[Dataset entries]
----------

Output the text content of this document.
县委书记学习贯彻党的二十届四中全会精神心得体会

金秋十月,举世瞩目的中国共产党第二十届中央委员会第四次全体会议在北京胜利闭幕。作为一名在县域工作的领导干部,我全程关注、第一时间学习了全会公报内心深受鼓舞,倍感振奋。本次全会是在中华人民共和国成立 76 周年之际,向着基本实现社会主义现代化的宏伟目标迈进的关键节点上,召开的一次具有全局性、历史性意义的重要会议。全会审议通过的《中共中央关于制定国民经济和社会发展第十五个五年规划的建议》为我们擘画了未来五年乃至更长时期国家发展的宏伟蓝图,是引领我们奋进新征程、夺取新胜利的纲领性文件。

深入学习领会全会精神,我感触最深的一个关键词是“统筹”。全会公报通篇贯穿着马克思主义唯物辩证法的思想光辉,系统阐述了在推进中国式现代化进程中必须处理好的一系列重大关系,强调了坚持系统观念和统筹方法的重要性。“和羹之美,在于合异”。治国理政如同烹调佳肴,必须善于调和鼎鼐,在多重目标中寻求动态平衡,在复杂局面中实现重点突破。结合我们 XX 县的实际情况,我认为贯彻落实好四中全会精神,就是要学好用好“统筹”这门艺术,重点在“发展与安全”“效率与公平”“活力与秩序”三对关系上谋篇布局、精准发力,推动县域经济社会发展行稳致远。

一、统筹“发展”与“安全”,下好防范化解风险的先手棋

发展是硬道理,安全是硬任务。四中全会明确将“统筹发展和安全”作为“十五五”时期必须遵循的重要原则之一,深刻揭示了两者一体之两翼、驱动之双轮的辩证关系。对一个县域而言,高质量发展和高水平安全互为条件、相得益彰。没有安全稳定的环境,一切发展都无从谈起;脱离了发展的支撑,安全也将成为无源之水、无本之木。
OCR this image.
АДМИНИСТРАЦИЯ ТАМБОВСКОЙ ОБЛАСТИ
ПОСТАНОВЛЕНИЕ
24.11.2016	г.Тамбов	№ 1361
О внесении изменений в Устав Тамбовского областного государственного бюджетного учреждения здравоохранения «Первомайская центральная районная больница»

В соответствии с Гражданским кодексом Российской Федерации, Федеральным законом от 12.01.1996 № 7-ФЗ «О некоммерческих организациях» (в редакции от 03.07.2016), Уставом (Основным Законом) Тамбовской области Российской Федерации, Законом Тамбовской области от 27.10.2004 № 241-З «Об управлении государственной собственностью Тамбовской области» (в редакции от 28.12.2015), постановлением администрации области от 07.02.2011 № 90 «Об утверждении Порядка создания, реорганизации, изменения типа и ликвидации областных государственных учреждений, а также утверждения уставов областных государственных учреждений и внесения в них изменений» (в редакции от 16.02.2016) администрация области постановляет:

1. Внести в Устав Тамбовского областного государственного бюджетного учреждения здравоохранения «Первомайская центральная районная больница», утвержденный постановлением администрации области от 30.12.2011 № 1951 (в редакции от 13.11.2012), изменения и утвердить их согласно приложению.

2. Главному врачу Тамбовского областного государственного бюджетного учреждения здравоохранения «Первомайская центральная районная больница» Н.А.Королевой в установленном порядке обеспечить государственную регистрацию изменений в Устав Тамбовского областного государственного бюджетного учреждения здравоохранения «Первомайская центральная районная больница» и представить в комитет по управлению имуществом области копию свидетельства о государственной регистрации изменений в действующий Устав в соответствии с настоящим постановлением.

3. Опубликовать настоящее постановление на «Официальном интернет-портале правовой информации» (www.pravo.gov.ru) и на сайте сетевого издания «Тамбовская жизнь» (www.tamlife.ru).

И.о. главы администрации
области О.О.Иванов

----------

Show the lines of the records that contain the word "this".

**Result below**
Output the text content of this document.
OCR this image.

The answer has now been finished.